> _SHORT PROBLEM_: Look for "Anhalt" in the listing below. Gather each line that contains it.
begin
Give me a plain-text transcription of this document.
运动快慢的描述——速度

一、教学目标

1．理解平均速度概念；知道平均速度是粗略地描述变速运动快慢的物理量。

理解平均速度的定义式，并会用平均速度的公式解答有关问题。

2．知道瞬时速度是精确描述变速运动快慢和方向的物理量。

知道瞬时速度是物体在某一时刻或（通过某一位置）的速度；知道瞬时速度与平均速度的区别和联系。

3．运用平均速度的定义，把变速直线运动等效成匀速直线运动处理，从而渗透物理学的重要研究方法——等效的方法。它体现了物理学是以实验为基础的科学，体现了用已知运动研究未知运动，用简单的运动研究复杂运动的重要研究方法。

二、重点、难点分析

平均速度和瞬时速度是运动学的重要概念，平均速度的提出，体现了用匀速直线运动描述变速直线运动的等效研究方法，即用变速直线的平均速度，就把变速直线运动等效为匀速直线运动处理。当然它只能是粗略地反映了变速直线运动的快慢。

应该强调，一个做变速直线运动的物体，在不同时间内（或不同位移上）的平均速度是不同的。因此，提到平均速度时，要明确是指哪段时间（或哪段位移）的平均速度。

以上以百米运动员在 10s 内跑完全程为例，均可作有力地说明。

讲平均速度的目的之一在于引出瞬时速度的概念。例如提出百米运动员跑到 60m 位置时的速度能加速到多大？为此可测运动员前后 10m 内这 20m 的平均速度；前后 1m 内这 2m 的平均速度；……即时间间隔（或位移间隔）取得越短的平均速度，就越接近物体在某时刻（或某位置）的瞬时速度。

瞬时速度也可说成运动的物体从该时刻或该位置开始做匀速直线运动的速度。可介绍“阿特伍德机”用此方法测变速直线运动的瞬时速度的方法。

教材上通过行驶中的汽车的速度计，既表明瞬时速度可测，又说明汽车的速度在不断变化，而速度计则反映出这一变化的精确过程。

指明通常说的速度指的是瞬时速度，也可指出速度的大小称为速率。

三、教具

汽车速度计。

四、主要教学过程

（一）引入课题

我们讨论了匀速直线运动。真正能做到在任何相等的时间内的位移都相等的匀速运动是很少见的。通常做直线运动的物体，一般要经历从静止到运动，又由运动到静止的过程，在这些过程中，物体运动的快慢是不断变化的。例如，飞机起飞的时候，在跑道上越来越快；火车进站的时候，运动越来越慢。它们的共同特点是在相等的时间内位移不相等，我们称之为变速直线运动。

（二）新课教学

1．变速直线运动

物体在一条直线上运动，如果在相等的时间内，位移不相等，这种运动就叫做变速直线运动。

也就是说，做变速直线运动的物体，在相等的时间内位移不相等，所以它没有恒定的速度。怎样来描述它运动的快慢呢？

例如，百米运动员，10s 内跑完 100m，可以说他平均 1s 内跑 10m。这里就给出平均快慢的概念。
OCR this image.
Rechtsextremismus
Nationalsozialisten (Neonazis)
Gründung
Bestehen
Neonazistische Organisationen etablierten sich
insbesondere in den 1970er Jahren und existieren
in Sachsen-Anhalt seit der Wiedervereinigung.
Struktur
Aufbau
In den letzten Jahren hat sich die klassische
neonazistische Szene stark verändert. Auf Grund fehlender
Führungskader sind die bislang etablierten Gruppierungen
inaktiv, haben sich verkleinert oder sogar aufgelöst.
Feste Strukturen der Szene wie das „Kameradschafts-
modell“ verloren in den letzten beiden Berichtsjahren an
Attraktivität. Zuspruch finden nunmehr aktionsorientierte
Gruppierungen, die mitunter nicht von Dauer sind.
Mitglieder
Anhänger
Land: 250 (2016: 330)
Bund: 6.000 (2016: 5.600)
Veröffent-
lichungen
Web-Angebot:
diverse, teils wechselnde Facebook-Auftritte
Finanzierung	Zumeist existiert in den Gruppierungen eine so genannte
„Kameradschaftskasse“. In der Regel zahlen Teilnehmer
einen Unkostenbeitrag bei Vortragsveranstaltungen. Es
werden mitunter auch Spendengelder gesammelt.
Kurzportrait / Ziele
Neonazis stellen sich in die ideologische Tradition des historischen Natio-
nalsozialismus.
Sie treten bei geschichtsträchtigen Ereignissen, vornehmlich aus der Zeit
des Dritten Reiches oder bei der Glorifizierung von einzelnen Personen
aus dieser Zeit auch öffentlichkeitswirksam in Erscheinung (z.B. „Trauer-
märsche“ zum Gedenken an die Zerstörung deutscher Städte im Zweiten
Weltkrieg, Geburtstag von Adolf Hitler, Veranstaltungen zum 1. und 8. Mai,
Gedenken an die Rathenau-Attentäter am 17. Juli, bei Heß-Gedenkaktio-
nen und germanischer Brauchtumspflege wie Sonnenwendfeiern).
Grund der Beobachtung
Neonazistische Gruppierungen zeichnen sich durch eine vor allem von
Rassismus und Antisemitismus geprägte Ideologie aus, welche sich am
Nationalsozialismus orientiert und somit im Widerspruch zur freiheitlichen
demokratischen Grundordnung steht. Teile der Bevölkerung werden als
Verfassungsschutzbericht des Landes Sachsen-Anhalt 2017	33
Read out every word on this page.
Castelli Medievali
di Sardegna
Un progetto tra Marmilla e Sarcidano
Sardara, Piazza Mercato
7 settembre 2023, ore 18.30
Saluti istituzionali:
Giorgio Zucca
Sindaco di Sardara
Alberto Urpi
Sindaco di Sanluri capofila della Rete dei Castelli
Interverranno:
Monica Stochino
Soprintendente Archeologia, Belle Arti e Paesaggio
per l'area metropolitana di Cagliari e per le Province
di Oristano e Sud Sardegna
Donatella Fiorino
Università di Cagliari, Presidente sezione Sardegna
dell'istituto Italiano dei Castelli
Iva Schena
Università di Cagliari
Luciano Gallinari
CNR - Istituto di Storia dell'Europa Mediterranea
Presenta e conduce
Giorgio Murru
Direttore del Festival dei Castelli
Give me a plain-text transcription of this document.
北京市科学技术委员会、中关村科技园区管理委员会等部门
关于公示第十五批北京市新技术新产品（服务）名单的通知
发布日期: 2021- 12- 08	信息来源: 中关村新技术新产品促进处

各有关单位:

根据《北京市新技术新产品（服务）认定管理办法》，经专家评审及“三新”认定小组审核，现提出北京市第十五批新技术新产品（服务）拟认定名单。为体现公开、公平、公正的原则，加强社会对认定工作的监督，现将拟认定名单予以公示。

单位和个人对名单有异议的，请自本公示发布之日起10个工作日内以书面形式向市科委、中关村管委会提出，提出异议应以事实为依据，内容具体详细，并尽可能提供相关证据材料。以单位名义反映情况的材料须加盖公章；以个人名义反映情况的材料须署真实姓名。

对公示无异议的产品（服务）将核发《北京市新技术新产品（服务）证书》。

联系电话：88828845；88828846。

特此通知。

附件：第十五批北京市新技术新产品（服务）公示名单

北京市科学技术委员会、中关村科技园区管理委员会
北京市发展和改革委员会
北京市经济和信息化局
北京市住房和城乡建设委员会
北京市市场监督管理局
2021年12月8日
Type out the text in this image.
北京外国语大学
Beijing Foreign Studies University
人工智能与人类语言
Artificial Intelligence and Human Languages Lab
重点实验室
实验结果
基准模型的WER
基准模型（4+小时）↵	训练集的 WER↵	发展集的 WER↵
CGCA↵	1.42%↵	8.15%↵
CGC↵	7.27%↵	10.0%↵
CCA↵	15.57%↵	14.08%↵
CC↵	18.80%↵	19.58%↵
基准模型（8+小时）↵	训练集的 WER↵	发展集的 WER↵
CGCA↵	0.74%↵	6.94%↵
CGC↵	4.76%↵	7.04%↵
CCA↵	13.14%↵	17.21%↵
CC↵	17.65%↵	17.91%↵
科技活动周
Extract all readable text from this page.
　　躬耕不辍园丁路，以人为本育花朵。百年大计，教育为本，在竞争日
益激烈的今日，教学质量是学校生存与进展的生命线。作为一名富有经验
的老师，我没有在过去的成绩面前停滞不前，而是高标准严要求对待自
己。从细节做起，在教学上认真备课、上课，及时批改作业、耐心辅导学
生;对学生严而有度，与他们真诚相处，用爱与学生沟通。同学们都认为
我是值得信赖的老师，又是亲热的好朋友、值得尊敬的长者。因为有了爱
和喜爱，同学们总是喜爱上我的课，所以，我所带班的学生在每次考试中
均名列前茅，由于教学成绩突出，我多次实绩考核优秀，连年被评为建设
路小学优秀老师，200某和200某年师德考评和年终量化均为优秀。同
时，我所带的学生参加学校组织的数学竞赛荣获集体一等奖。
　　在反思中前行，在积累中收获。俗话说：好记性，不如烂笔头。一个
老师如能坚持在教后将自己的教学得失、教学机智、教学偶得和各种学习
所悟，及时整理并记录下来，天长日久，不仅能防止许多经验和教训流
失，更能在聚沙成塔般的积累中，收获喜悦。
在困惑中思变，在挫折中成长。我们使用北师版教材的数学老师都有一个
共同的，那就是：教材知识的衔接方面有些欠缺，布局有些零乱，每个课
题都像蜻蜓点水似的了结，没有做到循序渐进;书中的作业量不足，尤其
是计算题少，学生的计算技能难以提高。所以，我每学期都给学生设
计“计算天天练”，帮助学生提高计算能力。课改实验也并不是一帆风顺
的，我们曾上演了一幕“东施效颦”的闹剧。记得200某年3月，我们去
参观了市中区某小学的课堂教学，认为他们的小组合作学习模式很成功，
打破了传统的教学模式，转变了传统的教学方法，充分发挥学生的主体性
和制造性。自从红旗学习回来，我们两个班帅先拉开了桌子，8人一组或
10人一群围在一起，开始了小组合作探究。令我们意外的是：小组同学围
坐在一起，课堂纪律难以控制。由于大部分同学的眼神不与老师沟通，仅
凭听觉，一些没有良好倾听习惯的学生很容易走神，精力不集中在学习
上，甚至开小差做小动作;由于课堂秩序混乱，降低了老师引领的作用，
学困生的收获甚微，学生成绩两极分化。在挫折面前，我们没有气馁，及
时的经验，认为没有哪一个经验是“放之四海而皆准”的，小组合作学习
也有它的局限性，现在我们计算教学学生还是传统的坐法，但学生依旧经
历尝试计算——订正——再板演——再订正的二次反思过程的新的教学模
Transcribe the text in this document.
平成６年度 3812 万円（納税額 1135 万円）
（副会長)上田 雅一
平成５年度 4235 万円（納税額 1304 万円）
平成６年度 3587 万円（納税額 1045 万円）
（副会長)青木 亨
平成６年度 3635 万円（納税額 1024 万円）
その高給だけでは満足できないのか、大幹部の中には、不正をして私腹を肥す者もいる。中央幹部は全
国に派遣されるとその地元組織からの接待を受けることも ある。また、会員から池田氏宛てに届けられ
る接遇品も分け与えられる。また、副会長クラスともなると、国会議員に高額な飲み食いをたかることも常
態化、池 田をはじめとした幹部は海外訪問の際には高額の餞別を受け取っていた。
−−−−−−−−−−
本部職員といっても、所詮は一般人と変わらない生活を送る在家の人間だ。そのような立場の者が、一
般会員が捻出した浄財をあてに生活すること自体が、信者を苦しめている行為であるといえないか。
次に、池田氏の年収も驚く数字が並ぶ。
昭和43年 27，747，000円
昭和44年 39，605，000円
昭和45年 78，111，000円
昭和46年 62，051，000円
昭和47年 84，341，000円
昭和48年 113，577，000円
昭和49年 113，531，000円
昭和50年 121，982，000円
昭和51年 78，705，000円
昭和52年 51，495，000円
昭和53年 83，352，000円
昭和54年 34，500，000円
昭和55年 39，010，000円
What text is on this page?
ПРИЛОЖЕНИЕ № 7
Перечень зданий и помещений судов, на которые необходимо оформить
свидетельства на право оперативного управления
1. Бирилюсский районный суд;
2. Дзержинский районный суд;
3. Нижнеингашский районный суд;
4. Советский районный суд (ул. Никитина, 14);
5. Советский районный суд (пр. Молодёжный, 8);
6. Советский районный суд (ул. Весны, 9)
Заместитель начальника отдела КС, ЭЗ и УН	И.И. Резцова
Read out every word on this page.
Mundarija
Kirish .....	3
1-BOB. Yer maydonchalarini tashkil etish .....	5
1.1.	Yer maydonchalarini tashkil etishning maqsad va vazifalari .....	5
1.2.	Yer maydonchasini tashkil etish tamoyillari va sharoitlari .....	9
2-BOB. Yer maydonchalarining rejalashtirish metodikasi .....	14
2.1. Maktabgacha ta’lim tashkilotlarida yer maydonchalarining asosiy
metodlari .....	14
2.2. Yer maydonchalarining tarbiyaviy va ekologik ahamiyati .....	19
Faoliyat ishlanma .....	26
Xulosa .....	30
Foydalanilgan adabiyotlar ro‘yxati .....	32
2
end
> _RESULT OF THIS EXERCISE_:
in Sachsen-Anhalt seit der Wiedervereinigung.
Verfassungsschutzbericht des Landes Sachsen-Anhalt 2017	33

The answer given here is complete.